Start Records shown
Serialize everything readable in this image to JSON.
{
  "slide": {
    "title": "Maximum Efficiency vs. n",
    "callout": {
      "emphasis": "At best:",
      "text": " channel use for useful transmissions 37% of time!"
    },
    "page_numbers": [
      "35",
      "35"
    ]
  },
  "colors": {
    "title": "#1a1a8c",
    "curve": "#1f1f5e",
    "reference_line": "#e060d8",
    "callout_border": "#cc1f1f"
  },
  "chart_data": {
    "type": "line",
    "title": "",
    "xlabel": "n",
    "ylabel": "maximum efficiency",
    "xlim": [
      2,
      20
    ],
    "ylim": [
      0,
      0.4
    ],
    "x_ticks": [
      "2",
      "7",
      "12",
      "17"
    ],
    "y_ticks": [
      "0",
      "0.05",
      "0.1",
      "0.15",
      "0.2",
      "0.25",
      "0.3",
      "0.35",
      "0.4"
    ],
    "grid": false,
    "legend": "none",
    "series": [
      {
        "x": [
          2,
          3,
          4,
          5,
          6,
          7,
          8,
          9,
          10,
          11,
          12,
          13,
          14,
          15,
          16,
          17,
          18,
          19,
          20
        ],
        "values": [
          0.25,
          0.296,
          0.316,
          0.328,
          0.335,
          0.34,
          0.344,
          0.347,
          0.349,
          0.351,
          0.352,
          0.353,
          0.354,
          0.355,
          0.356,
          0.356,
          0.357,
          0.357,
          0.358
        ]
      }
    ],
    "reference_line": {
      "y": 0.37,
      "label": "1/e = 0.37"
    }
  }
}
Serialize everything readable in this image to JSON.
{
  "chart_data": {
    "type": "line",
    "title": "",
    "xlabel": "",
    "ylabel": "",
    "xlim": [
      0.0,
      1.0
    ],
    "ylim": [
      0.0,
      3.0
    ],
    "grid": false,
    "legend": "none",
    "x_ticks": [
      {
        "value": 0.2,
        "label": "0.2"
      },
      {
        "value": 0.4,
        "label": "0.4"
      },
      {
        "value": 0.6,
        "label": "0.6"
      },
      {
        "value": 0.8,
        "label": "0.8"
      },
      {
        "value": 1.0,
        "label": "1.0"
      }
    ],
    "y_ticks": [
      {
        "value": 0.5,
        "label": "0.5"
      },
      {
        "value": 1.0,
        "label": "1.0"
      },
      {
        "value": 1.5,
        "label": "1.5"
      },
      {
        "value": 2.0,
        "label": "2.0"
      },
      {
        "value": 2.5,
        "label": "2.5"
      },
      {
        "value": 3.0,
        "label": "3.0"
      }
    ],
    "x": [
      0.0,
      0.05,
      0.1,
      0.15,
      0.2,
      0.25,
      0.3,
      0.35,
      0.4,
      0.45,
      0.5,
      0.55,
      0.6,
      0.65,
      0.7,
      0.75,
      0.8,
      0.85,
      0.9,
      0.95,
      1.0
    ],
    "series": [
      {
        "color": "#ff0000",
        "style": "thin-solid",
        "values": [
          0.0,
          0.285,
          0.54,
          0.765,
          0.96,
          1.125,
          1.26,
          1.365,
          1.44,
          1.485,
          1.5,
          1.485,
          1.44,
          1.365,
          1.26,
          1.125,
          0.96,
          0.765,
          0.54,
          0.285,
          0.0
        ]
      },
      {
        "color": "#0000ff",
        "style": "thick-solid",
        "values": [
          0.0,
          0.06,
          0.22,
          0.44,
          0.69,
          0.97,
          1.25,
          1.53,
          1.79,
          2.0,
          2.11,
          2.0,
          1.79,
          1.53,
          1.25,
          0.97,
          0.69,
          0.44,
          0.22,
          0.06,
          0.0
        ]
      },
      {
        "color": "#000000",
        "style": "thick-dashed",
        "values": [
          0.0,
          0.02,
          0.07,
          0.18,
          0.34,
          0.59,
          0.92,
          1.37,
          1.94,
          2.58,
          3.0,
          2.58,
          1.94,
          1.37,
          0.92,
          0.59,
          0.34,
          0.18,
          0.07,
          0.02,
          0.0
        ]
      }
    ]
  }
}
End Records shown
▸ Set task: Send back every record, precisely as written.

▸ Task response:
Serialize everything readable in this image to JSON.
{
  "slide": {
    "title": "Maximum Efficiency vs. n",
    "callout": {
      "emphasis": "At best:",
      "text": " channel use for useful transmissions 37% of time!"
    },
    "page_numbers": [
      "35",
      "35"
    ]
  },
  "colors": {
    "title": "#1a1a8c",
    "curve": "#1f1f5e",
    "reference_line": "#e060d8",
    "callout_border": "#cc1f1f"
  },
  "chart_data": {
    "type": "line",
    "title": "",
    "xlabel": "n",
    "ylabel": "maximum efficiency",
    "xlim": [
      2,
      20
    ],
    "ylim": [
      0,
      0.4
    ],
    "x_ticks": [
      "2",
      "7",
      "12",
      "17"
    ],
    "y_ticks": [
      "0",
      "0.05",
      "0.1",
      "0.15",
      "0.2",
      "0.25",
      "0.3",
      "0.35",
      "0.4"
    ],
    "grid": false,
    "legend": "none",
    "series": [
      {
        "x": [
          2,
          3,
          4,
          5,
          6,
          7,
          8,
          9,
          10,
          11,
          12,
          13,
          14,
          15,
          16,
          17,
          18,
          19,
          20
        ],
        "values": [
          0.25,
          0.296,
          0.316,
          0.328,
          0.335,
          0.34,
          0.344,
          0.347,
          0.349,
          0.351,
          0.352,
          0.353,
          0.354,
          0.355,
          0.356,
          0.356,
          0.357,
          0.357,
          0.358
        ]
      }
    ],
    "reference_line": {
      "y": 0.37,
      "label": "1/e = 0.37"
    }
  }
}
Serialize everything readable in this image to JSON.
{
  "chart_data": {
    "type": "line",
    "title": "",
    "xlabel": "",
    "ylabel": "",
    "xlim": [
      0.0,
      1.0
    ],
    "ylim": [
      0.0,
      3.0
    ],
    "grid": false,
    "legend": "none",
    "x_ticks": [
      {
        "value": 0.2,
        "label": "0.2"
      },
      {
        "value": 0.4,
        "label": "0.4"
      },
      {
        "value": 0.6,
        "label": "0.6"
      },
      {
        "value": 0.8,
        "label": "0.8"
      },
      {
        "value": 1.0,
        "label": "1.0"
      }
    ],
    "y_ticks": [
      {
        "value": 0.5,
        "label": "0.5"
      },
      {
        "value": 1.0,
        "label": "1.0"
      },
      {
        "value": 1.5,
        "label": "1.5"
      },
      {
        "value": 2.0,
        "label": "2.0"
      },
      {
        "value": 2.5,
        "label": "2.5"
      },
      {
        "value": 3.0,
        "label": "3.0"
      }
    ],
    "x": [
      0.0,
      0.05,
      0.1,
      0.15,
      0.2,
      0.25,
      0.3,
      0.35,
      0.4,
      0.45,
      0.5,
      0.55,
      0.6,
      0.65,
      0.7,
      0.75,
      0.8,
      0.85,
      0.9,
      0.95,
      1.0
    ],
    "series": [
      {
        "color": "#ff0000",
        "style": "thin-solid",
        "values": [
          0.0,
          0.285,
          0.54,
          0.765,
          0.96,
          1.125,
          1.26,
          1.365,
          1.44,
          1.485,
          1.5,
          1.485,
          1.44,
          1.365,
          1.26,
          1.125,
          0.96,
          0.765,
          0.54,
          0.285,
          0.0
        ]
      },
      {
        "color": "#0000ff",
        "style": "thick-solid",
        "values": [
          0.0,
          0.06,
          0.22,
          0.44,
          0.69,
          0.97,
          1.25,
          1.53,
          1.79,
          2.0,
          2.11,
          2.0,
          1.79,
          1.53,
          1.25,
          0.97,
          0.69,
          0.44,
          0.22,
          0.06,
          0.0
        ]
      },
      {
        "color": "#000000",
        "style": "thick-dashed",
        "values": [
          0.0,
          0.02,
          0.07,
          0.18,
          0.34,
          0.59,
          0.92,
          1.37,
          1.94,
          2.58,
          3.0,
          2.58,
          1.94,
          1.37,
          0.92,
          0.59,
          0.34,
          0.18,
          0.07,
          0.02,
          0.0
        ]
      }
    ]
  }
}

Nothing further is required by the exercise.